• **Given exercise**:
Update the items below by changing every "y-tick-label" to "y-axis-tick" and keeping everything else the same. Leave the pictures out of your answer.

--

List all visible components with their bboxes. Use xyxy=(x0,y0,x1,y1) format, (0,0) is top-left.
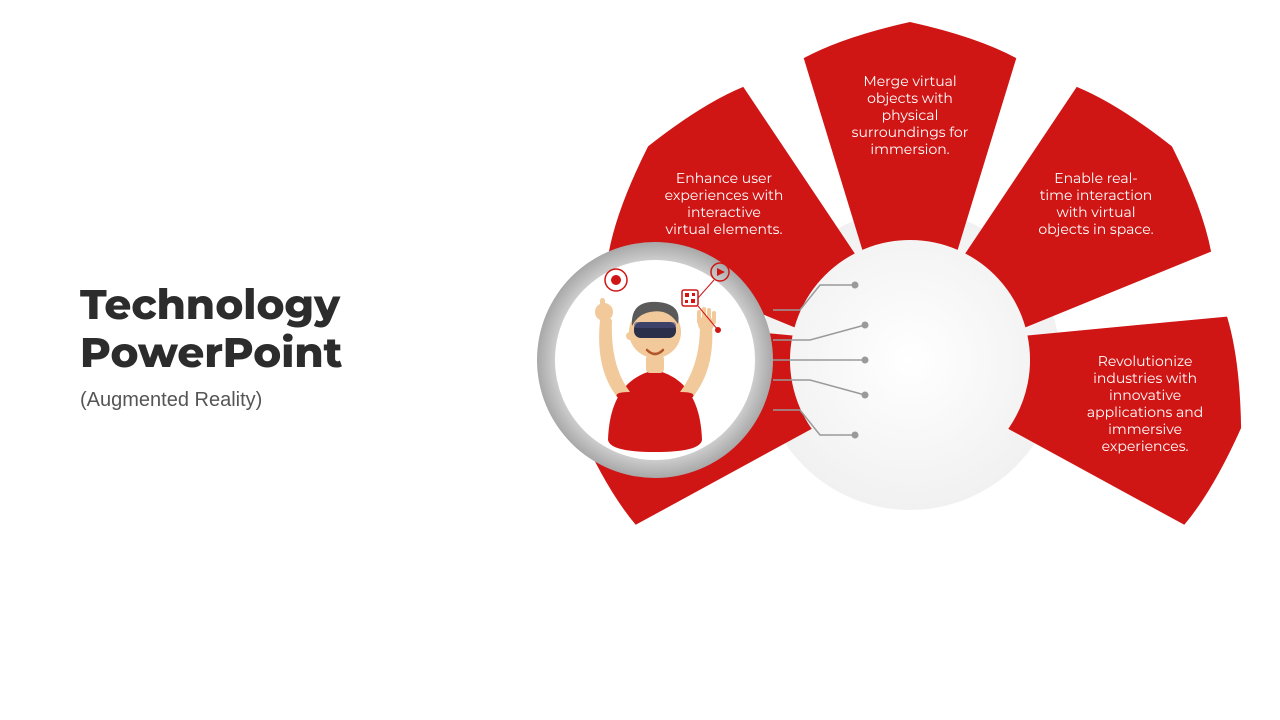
slide-canvas: Technology PowerPoint (Augmented Reality… xyxy=(0,0,1280,720)
petal-text-2: Enhance userexperiences withinteractivev… xyxy=(665,169,784,238)
title-line-1: Technology xyxy=(80,278,340,330)
slide-title: Technology PowerPoint xyxy=(80,280,500,377)
petal-text-5: Revolutionizeindustries withinnovativeap… xyxy=(1087,352,1203,455)
center-circle xyxy=(537,242,773,478)
petal-text-4: Enable real-time interactionwith virtual… xyxy=(1038,169,1153,238)
circuit-node-5 xyxy=(852,432,859,439)
circuit-node-2 xyxy=(862,322,869,329)
title-block: Technology PowerPoint (Augmented Reality… xyxy=(80,280,500,412)
circuit-node-4 xyxy=(862,392,869,399)
title-line-2: PowerPoint xyxy=(80,326,342,378)
radial-diagram: Overlay digitalcontent ontoreal-worldenv… xyxy=(500,0,1280,720)
circuit-node-1 xyxy=(852,282,859,289)
slide-subtitle: (Augmented Reality) xyxy=(80,389,500,412)
circuit-node-3 xyxy=(862,357,869,364)
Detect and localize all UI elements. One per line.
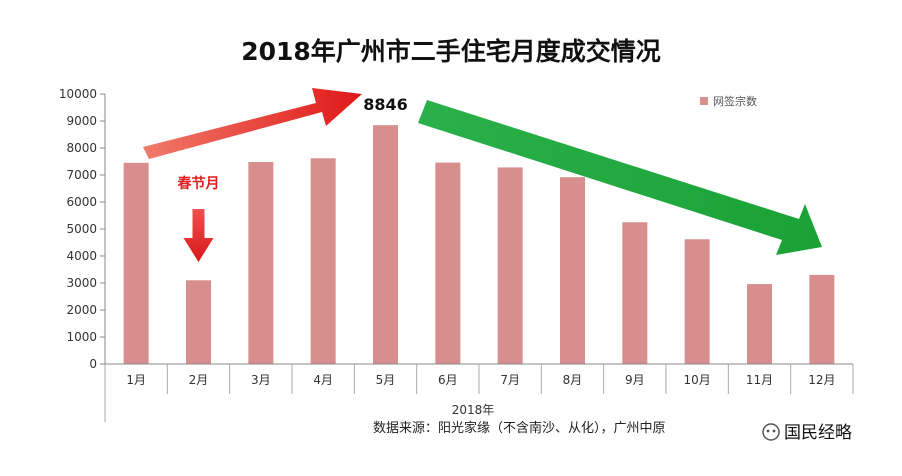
source-note: 数据来源：阳光家缘（不含南沙、从化），广州中原 <box>373 420 666 436</box>
bar <box>622 222 648 364</box>
x-tick-label: 12月 <box>808 373 835 387</box>
bar <box>809 274 835 364</box>
y-tick-label: 3000 <box>66 276 97 290</box>
bar <box>560 177 585 364</box>
x-tick-label: 10月 <box>684 373 711 387</box>
falling-trend-arrow <box>418 100 822 255</box>
y-tick-label: 4000 <box>66 249 97 263</box>
y-tick-label: 9000 <box>66 114 97 128</box>
peak-value-label: 8846 <box>363 95 408 114</box>
y-tick-label: 1000 <box>66 330 97 344</box>
holiday-down-arrow <box>183 209 214 262</box>
x-tick-label: 1月 <box>126 373 146 387</box>
legend-label: 网签宗数 <box>713 94 757 108</box>
x-axis-label: 2018年 <box>452 403 495 417</box>
bar <box>310 158 336 364</box>
chart-title: 2018年广州市二手住宅月度成交情况 <box>241 37 661 66</box>
legend: 网签宗数 <box>700 94 757 108</box>
watermark-text: 国民经略 <box>784 423 852 443</box>
y-tick-label: 2000 <box>66 303 97 317</box>
x-tick-label: 11月 <box>746 373 773 387</box>
bar <box>186 280 211 364</box>
x-tick-label: 4月 <box>313 373 333 387</box>
wechat-icon <box>762 423 780 441</box>
holiday-label: 春节月 <box>177 175 220 192</box>
wechat-icon-dot <box>766 429 770 433</box>
y-tick-label: 6000 <box>66 195 97 209</box>
y-tick-label: 10000 <box>59 87 97 101</box>
y-tick-label: 7000 <box>66 168 97 182</box>
y-axis: 0 1000 2000 3000 4000 5000 6000 7000 8000 9000 100… <box>59 87 106 371</box>
x-tick-label: 7月 <box>500 373 520 387</box>
x-tick-label: 3月 <box>251 373 271 387</box>
watermark: 国民经略 <box>762 423 852 443</box>
y-tick-label: 0 <box>89 357 97 371</box>
y-tick-label: 8000 <box>66 141 97 155</box>
bar <box>248 162 274 364</box>
bar <box>123 162 149 364</box>
bar <box>684 239 710 364</box>
trend-arrows: 8846 春节月 <box>143 88 822 262</box>
wechat-icon-dot <box>772 429 776 433</box>
x-tick-label: 2月 <box>189 373 209 387</box>
bar <box>435 162 461 364</box>
x-axis: 1月 2月 3月 4月 5月 6月 7月 8月 9月 10月 11月 12月 <box>104 363 854 422</box>
x-tick-label: 8月 <box>563 373 583 387</box>
rising-trend-arrow <box>143 88 362 159</box>
x-tick-label: 6月 <box>438 373 458 387</box>
x-tick-label: 5月 <box>376 373 396 387</box>
bar <box>747 284 772 364</box>
bar <box>373 125 398 365</box>
bar <box>497 167 523 364</box>
bars <box>123 125 835 365</box>
x-tick-label: 9月 <box>625 373 645 387</box>
y-tick-label: 5000 <box>66 222 97 236</box>
legend-swatch <box>700 97 708 105</box>
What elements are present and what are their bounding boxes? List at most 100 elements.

--

• **Result of this exercise**:
List all visible components with their bboxes. Use xyxy=(x0,y0,x1,y1) format, (0,0) is top-left.
slide-canvas: Technology PowerPoint (Augmented Reality… xyxy=(0,0,1280,720)
petal-text-2: Enhance userexperiences withinteractivev… xyxy=(665,169,784,238)
title-line-1: Technology xyxy=(80,278,340,330)
slide-title: Technology PowerPoint xyxy=(80,280,500,377)
petal-text-5: Revolutionizeindustries withinnovativeap… xyxy=(1087,352,1203,455)
center-circle xyxy=(537,242,773,478)
petal-text-4: Enable real-time interactionwith virtual… xyxy=(1038,169,1153,238)
circuit-node-5 xyxy=(852,432,859,439)
circuit-node-2 xyxy=(862,322,869,329)
title-block: Technology PowerPoint (Augmented Reality… xyxy=(80,280,500,412)
circuit-node-4 xyxy=(862,392,869,399)
title-line-2: PowerPoint xyxy=(80,326,342,378)
radial-diagram: Overlay digitalcontent ontoreal-worldenv… xyxy=(500,0,1280,720)
circuit-node-1 xyxy=(852,282,859,289)
slide-subtitle: (Augmented Reality) xyxy=(80,389,500,412)
circuit-node-3 xyxy=(862,357,869,364)
Detect and localize all UI elements. One per line.
source-note: 数据来源：阳光家缘（不含南沙、从化），广州中原 <box>373 420 666 436</box>
bar <box>622 222 648 364</box>
x-tick-label: 12月 <box>808 373 835 387</box>
bar <box>809 274 835 364</box>
y-axis-tick: 3000 <box>66 276 97 290</box>
bar <box>560 177 585 364</box>
x-tick-label: 10月 <box>684 373 711 387</box>
falling-trend-arrow <box>418 100 822 255</box>
y-axis-tick: 4000 <box>66 249 97 263</box>
y-axis-tick: 9000 <box>66 114 97 128</box>
peak-value-label: 8846 <box>363 95 408 114</box>
y-axis-tick: 1000 <box>66 330 97 344</box>
holiday-down-arrow <box>183 209 214 262</box>
x-tick-label: 1月 <box>126 373 146 387</box>
legend-label: 网签宗数 <box>713 94 757 108</box>
x-axis-label: 2018年 <box>452 403 495 417</box>
bar <box>310 158 336 364</box>
chart-title: 2018年广州市二手住宅月度成交情况 <box>241 37 661 66</box>
legend: 网签宗数 <box>700 94 757 108</box>
watermark-text: 国民经略 <box>784 423 852 443</box>
y-axis-tick: 2000 <box>66 303 97 317</box>
x-tick-label: 11月 <box>746 373 773 387</box>
bar <box>186 280 211 364</box>
x-tick-label: 4月 <box>313 373 333 387</box>
wechat-icon <box>762 423 780 441</box>
holiday-label: 春节月 <box>177 175 220 192</box>
wechat-icon-dot <box>766 429 770 433</box>
y-axis-tick: 6000 <box>66 195 97 209</box>
y-axis-tick: 10000 <box>59 87 97 101</box>
y-axis-tick: 7000 <box>66 168 97 182</box>
y-axis: 0 1000 2000 3000 4000 5000 6000 7000 8000 9000 100… <box>59 87 106 371</box>
x-tick-label: 7月 <box>500 373 520 387</box>
x-tick-label: 3月 <box>251 373 271 387</box>
watermark: 国民经略 <box>762 423 852 443</box>
y-axis-tick: 0 <box>89 357 97 371</box>
y-axis-tick: 8000 <box>66 141 97 155</box>
bar <box>248 162 274 364</box>
bar <box>123 162 149 364</box>
bar <box>684 239 710 364</box>
trend-arrows: 8846 春节月 <box>143 88 822 262</box>
wechat-icon-dot <box>772 429 776 433</box>
x-tick-label: 2月 <box>189 373 209 387</box>
bar <box>435 162 461 364</box>
x-axis: 1月 2月 3月 4月 5月 6月 7月 8月 9月 10月 11月 12月 <box>104 363 854 422</box>
x-tick-label: 8月 <box>563 373 583 387</box>
rising-trend-arrow <box>143 88 362 159</box>
x-tick-label: 6月 <box>438 373 458 387</box>
x-tick-label: 5月 <box>376 373 396 387</box>
bar <box>747 284 772 364</box>
bar <box>373 125 398 365</box>
bar <box>497 167 523 364</box>
bars <box>123 125 835 365</box>
x-tick-label: 9月 <box>625 373 645 387</box>
y-axis-tick: 5000 <box>66 222 97 236</box>
legend-swatch <box>700 97 708 105</box>
What elements are present and what are their bounding boxes? List at most 100 elements.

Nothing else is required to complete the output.